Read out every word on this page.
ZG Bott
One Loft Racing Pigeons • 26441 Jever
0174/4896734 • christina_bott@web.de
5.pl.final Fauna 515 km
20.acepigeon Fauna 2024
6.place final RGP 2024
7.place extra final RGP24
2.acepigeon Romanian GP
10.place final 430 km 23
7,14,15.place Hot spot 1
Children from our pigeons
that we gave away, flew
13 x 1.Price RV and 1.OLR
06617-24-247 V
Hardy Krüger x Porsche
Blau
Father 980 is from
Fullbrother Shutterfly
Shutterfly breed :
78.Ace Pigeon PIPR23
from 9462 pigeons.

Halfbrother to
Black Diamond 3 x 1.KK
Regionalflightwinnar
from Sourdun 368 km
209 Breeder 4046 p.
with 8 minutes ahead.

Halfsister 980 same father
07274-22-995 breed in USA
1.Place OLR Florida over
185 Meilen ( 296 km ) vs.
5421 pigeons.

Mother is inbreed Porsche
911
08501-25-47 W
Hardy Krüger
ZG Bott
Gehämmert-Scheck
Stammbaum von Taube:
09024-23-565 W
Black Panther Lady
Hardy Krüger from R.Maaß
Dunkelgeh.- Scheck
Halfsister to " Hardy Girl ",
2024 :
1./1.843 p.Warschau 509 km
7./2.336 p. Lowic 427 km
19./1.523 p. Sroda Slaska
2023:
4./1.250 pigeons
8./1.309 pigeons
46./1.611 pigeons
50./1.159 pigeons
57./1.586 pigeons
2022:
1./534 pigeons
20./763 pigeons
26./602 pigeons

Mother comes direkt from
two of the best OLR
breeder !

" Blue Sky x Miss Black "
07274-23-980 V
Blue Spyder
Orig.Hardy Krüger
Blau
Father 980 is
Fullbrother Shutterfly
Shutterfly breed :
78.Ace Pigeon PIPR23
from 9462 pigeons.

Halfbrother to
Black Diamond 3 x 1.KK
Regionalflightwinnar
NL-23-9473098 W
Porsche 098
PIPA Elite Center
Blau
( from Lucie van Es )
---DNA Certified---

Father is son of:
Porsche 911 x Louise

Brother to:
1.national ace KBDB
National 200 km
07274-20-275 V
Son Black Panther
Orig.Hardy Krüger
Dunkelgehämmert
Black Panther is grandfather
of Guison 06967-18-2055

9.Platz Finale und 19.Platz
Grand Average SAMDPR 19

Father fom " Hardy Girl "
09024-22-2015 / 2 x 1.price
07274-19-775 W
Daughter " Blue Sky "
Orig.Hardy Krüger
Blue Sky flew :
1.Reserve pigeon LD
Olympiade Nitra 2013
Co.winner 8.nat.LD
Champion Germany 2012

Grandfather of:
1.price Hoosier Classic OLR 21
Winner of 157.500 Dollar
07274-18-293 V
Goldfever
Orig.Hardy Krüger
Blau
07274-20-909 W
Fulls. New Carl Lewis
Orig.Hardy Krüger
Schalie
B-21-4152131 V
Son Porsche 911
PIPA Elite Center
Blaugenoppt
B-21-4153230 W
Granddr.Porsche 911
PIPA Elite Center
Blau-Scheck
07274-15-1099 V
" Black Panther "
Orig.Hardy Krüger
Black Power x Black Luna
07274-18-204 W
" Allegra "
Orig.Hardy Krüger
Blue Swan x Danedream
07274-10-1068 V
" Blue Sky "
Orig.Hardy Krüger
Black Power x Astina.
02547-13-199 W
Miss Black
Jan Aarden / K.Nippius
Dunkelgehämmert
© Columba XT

·····

Required task - The lines above should be duplicated exactly.

The answer -
Read out every word on this page.
ZG Bott
One Loft Racing Pigeons • 26441 Jever
0174/4896734 • christina_bott@web.de
5.pl.final Fauna 515 km
20.acepigeon Fauna 2024
6.place final RGP 2024
7.place extra final RGP24
2.acepigeon Romanian GP
10.place final 430 km 23
7,14,15.place Hot spot 1
Children from our pigeons
that we gave away, flew
13 x 1.Price RV and 1.OLR
06617-24-247 V
Hardy Krüger x Porsche
Blau
Father 980 is from
Fullbrother Shutterfly
Shutterfly breed :
78.Ace Pigeon PIPR23
from 9462 pigeons.

Halfbrother to
Black Diamond 3 x 1.KK
Regionalflightwinnar
from Sourdun 368 km
209 Breeder 4046 p.
with 8 minutes ahead.

Halfsister 980 same father
07274-22-995 breed in USA
1.Place OLR Florida over
185 Meilen ( 296 km ) vs.
5421 pigeons.

Mother is inbreed Porsche
911
08501-25-47 W
Hardy Krüger
ZG Bott
Gehämmert-Scheck
Stammbaum von Taube:
09024-23-565 W
Black Panther Lady
Hardy Krüger from R.Maaß
Dunkelgeh.- Scheck
Halfsister to " Hardy Girl ",
2024 :
1./1.843 p.Warschau 509 km
7./2.336 p. Lowic 427 km
19./1.523 p. Sroda Slaska
2023:
4./1.250 pigeons
8./1.309 pigeons
46./1.611 pigeons
50./1.159 pigeons
57./1.586 pigeons
2022:
1./534 pigeons
20./763 pigeons
26./602 pigeons

Mother comes direkt from
two of the best OLR
breeder !

" Blue Sky x Miss Black "
07274-23-980 V
Blue Spyder
Orig.Hardy Krüger
Blau
Father 980 is
Fullbrother Shutterfly
Shutterfly breed :
78.Ace Pigeon PIPR23
from 9462 pigeons.

Halfbrother to
Black Diamond 3 x 1.KK
Regionalflightwinnar
NL-23-9473098 W
Porsche 098
PIPA Elite Center
Blau
( from Lucie van Es )
---DNA Certified---

Father is son of:
Porsche 911 x Louise

Brother to:
1.national ace KBDB
National 200 km
07274-20-275 V
Son Black Panther
Orig.Hardy Krüger
Dunkelgehämmert
Black Panther is grandfather
of Guison 06967-18-2055

9.Platz Finale und 19.Platz
Grand Average SAMDPR 19

Father fom " Hardy Girl "
09024-22-2015 / 2 x 1.price
07274-19-775 W
Daughter " Blue Sky "
Orig.Hardy Krüger
Blue Sky flew :
1.Reserve pigeon LD
Olympiade Nitra 2013
Co.winner 8.nat.LD
Champion Germany 2012

Grandfather of:
1.price Hoosier Classic OLR 21
Winner of 157.500 Dollar
07274-18-293 V
Goldfever
Orig.Hardy Krüger
Blau
07274-20-909 W
Fulls. New Carl Lewis
Orig.Hardy Krüger
Schalie
B-21-4152131 V
Son Porsche 911
PIPA Elite Center
Blaugenoppt
B-21-4153230 W
Granddr.Porsche 911
PIPA Elite Center
Blau-Scheck
07274-15-1099 V
" Black Panther "
Orig.Hardy Krüger
Black Power x Black Luna
07274-18-204 W
" Allegra "
Orig.Hardy Krüger
Blue Swan x Danedream
07274-10-1068 V
" Blue Sky "
Orig.Hardy Krüger
Black Power x Astina.
02547-13-199 W
Miss Black
Jan Aarden / K.Nippius
Dunkelgehämmert
© Columba XT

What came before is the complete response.